* **REQUIREMENT**
Print all of the entries exactly, minus the pictures.

* **SUPPLIED DATA**
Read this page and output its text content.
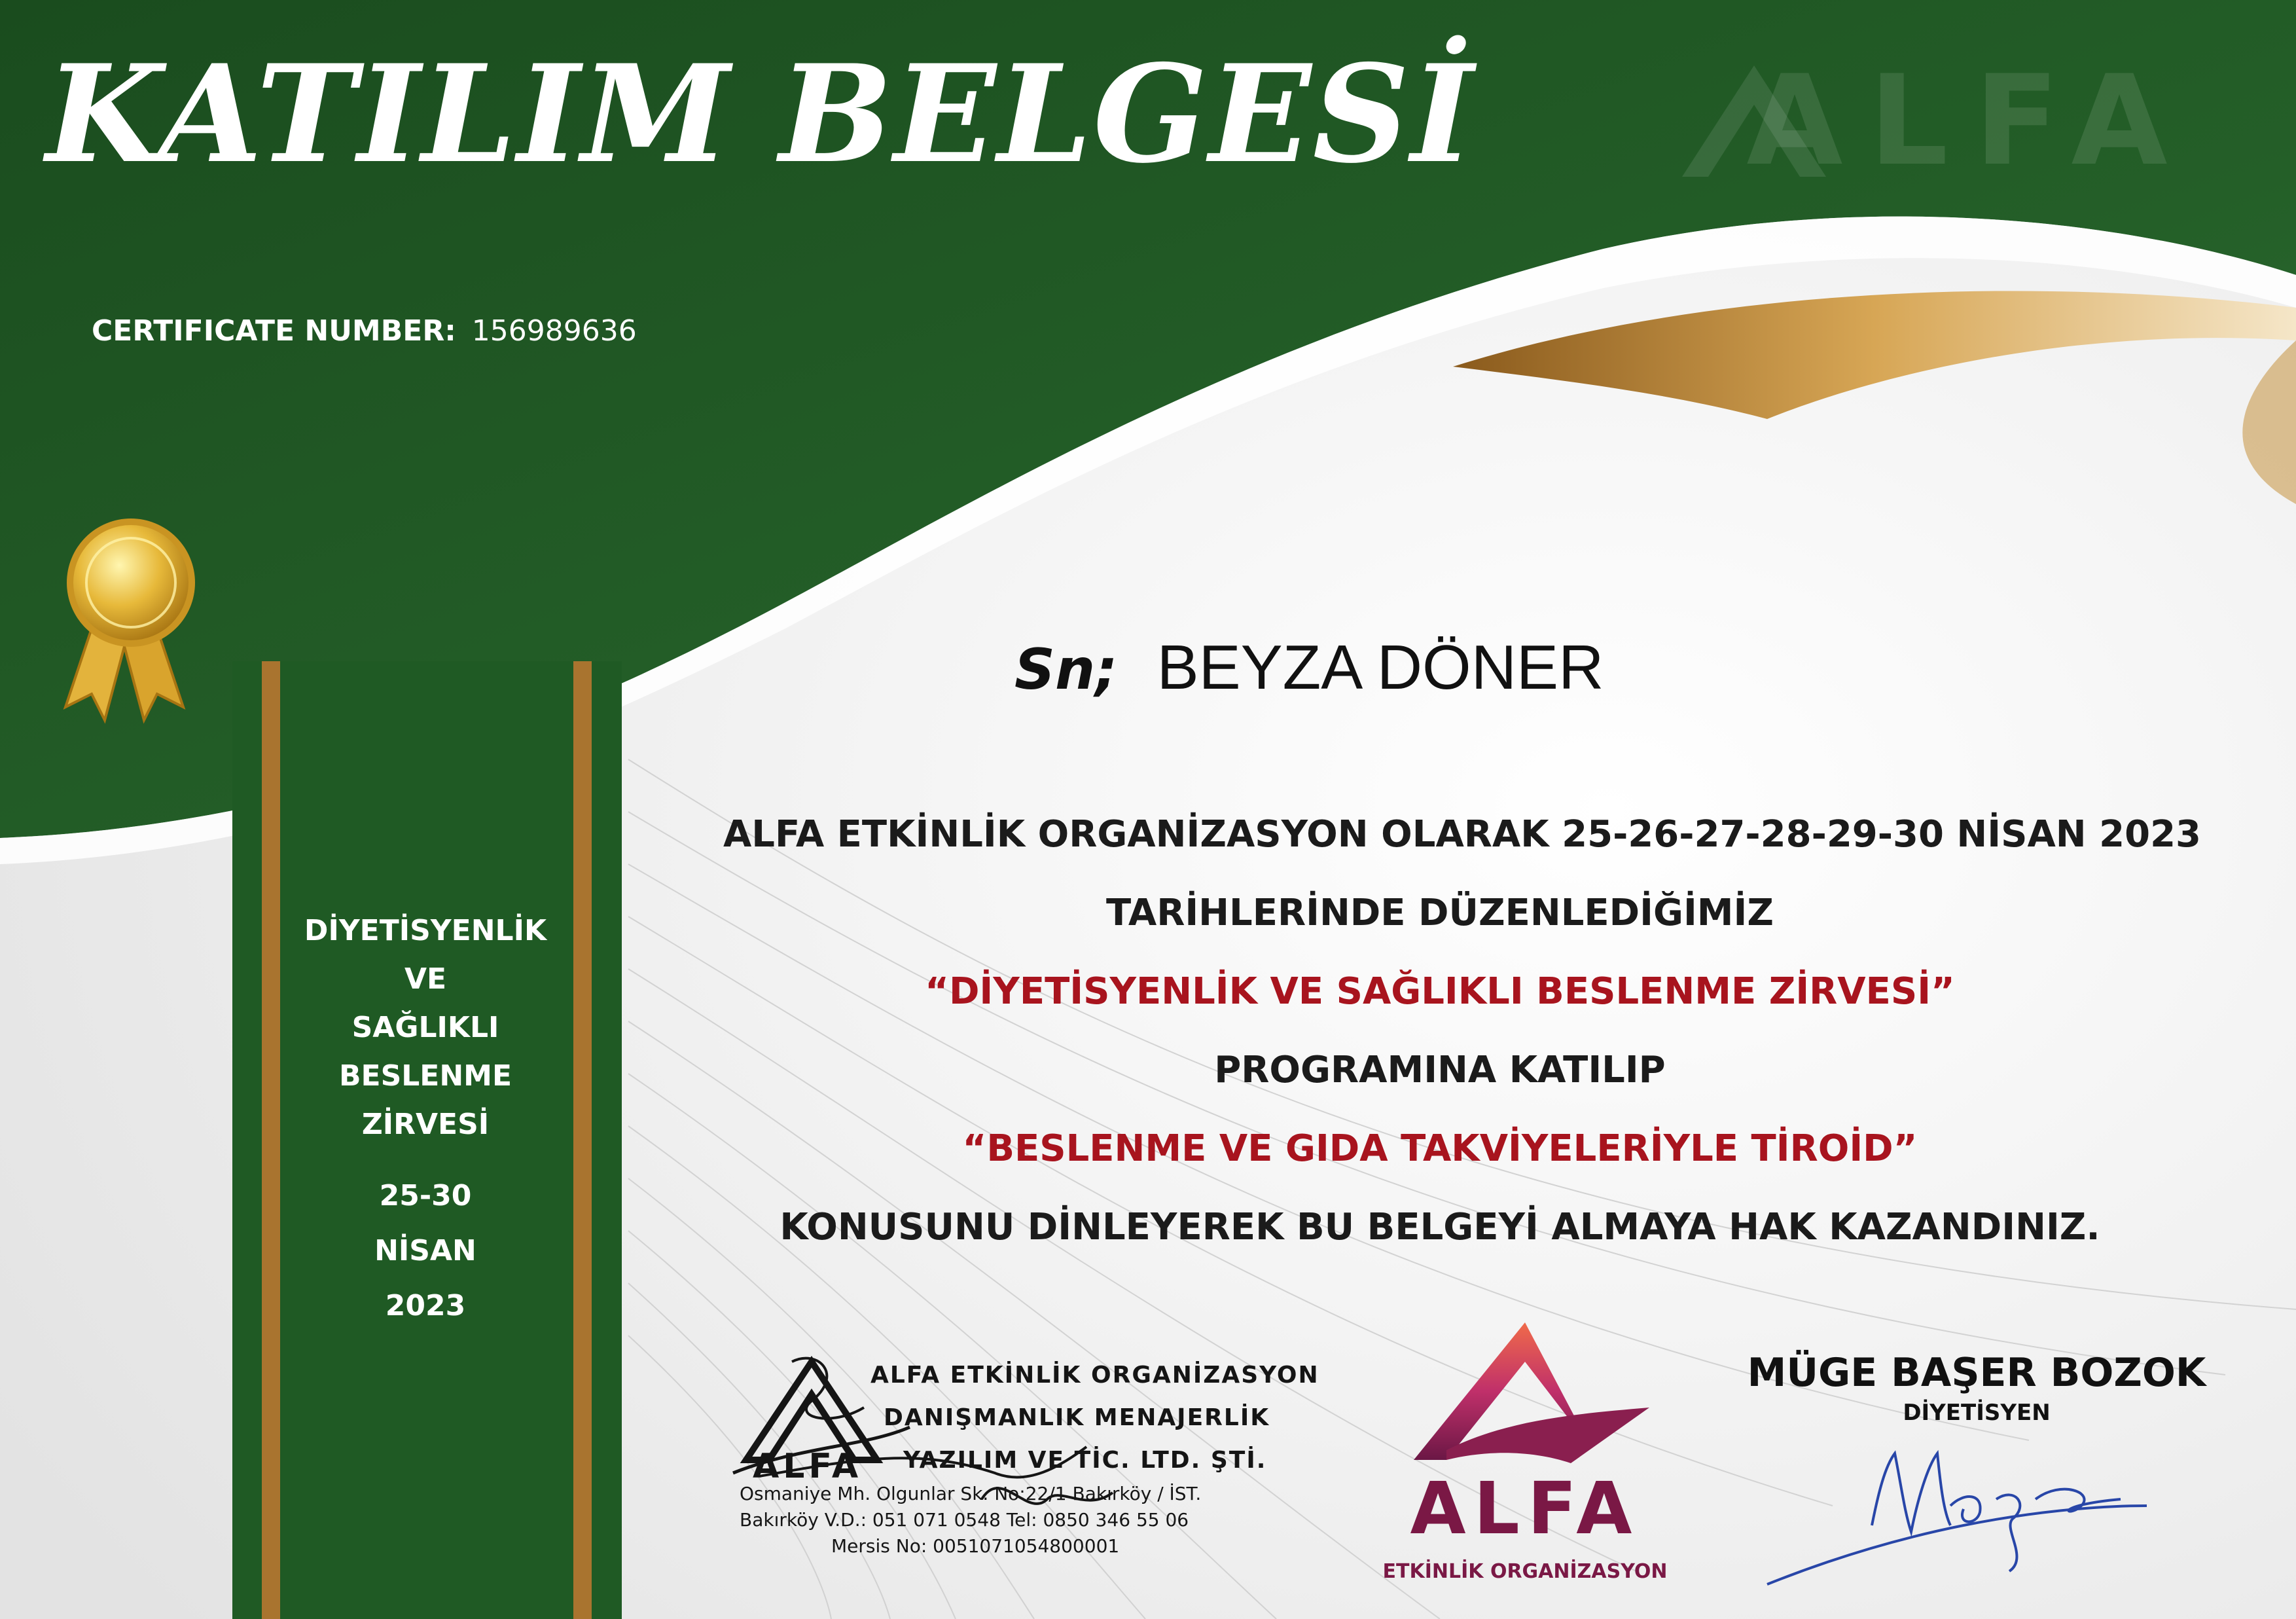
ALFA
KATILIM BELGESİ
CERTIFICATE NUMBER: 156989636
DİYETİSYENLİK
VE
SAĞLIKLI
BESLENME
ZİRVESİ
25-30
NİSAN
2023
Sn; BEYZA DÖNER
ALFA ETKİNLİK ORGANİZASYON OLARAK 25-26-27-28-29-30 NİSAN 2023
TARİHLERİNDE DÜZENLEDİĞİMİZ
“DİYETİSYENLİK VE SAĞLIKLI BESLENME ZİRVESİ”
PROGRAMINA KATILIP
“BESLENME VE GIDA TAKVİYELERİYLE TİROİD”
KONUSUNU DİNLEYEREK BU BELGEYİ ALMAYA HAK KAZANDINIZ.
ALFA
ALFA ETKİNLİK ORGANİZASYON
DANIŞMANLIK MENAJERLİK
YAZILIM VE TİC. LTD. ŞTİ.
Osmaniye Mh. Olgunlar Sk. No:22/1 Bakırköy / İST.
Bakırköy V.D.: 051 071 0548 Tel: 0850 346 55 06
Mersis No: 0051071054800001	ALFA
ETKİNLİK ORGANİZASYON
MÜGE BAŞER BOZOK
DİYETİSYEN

* **WRITTEN REPLY**
Read this page and output its text content.
ALFA
KATILIM BELGESİ
CERTIFICATE NUMBER: 156989636
DİYETİSYENLİK
VE
SAĞLIKLI
BESLENME
ZİRVESİ
25-30
NİSAN
2023
Sn; BEYZA DÖNER
ALFA ETKİNLİK ORGANİZASYON OLARAK 25-26-27-28-29-30 NİSAN 2023
TARİHLERİNDE DÜZENLEDİĞİMİZ
“DİYETİSYENLİK VE SAĞLIKLI BESLENME ZİRVESİ”
PROGRAMINA KATILIP
“BESLENME VE GIDA TAKVİYELERİYLE TİROİD”
KONUSUNU DİNLEYEREK BU BELGEYİ ALMAYA HAK KAZANDINIZ.
ALFA
ALFA ETKİNLİK ORGANİZASYON
DANIŞMANLIK MENAJERLİK
YAZILIM VE TİC. LTD. ŞTİ.
Osmaniye Mh. Olgunlar Sk. No:22/1 Bakırköy / İST.
Bakırköy V.D.: 051 071 0548 Tel: 0850 346 55 06
Mersis No: 0051071054800001	ALFA
ETKİNLİK ORGANİZASYON
MÜGE BAŞER BOZOK
DİYETİSYEN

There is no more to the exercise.